- _Excerpted passage_
#####
Neither of these is typical of SIS.
Biceps tendon rupture*
Unlike SIS, this may present with acute onset pain, pain on elbow flexion, and may have a visible deformity of the biceps on examination.
*These can be long-term sequelae from SIS, but can also present independently, and so should be differentiated from SIS where possible.
The diagnosis of SIS is usually made from the clinical examination. The diagnostic sensitivity of clinical examination in the diagnosis of SIS is up to 90%.3
However, diagnostic imaging may be considered to exclude alternative diagnoses.9,18
Relevant imaging investigations include:
Ultrasound: can be used diagnostically at the bedside to detect superficial tendon damage and established bursitis. Ultrasound can also assess any rotator cuff tears.
X-ray (anteroposterior and lateral views): useful to assess for arthritis of the glenohumeral or acromioclavicular joints.
MRI: expensive, but excellent at imaging the soft tissue structures of the shoulder.
Indications for MRI imaging
MRI imaging may be considered in the following scenarios:
If the diagnosis remains unclear after clinical examination and ultrasound scan.
If a rotator cuff deficit is suspected.
If conservative management options have been exhausted and symptoms have recurred.
SIS is typically managed conservatively in the first instance. Debate exists surrounding the role of surgery in SIS management, but it is typically reserved for patients with symptoms refractory to conservative measures.3,11
Conservative management of SIS includes:
Corticosteroid injections into the subacromial space
Activity modification: avoiding overhead activities and excess load-bearing where possible
Surgical management of SIS may include:
Arthroscopic subacromial decompression
Bursectomy: often employed alongside decompression in cases with subacromial bursitis
Co-existent rotator cuff tears (sometimes seen in late-stage SIS progression) often require separate surgical management, employing constructs such as suture anchors to unite the torn muscle ends.
#####
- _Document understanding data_
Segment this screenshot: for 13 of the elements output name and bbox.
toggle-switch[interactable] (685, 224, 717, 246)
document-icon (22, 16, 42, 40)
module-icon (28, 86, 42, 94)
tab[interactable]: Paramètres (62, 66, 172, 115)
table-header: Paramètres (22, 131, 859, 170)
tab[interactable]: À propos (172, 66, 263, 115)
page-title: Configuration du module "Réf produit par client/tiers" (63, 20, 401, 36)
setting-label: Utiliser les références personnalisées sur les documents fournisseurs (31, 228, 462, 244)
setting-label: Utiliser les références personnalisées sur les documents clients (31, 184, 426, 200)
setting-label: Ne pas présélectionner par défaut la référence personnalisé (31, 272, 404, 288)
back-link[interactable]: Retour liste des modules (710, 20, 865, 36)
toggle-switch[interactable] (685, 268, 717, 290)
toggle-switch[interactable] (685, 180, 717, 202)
#####
- _Problems to work on_
(a) Name every imaging investigation that the SIS passage lists as relevant.
(b) Using the SIS passage, decide whether each statement is true, answering yes or no and quoting the words that settle it: (i) SIS is usually diagnosed from the clinical examination. (ii) MRI is described as inexpensive. (iii) Surgery is the usual first approach to managing SIS.
(c) Reproduce the SIS passage between "Biceps tendon rupture*" and "rotator cuff tears.", inclusive.
None of the rows matter for this work.

- _Numbered responses_
(a)
- Ultrasound
- X-ray (anteroposterior and lateral views)
- MRI

(b)
(i) Yes: "The diagnosis of SIS is usually made from the clinical examination."
(ii) No: "MRI: expensive, but excellent at imaging the soft tissue structures of the shoulder."
(iii) No: "SIS is typically managed conservatively in the first instance."

(c)
Biceps tendon rupture*
Unlike SIS, this may present with acute onset pain, pain on elbow flexion, and may have a visible deformity of the biceps on examination.
*These can be long-term sequelae from SIS, but can also present independently, and so should be differentiated from SIS where possible.
The diagnosis of SIS is usually made from the clinical examination. The diagnostic sensitivity of clinical examination in the diagnosis of SIS is up to 90%.3
However, diagnostic imaging may be considered to exclude alternative diagnoses.9,18
Relevant imaging investigations include:
Ultrasound: can be used diagnostically at the bedside to detect superficial tendon damage and established bursitis. Ultrasound can also assess any rotator cuff tears.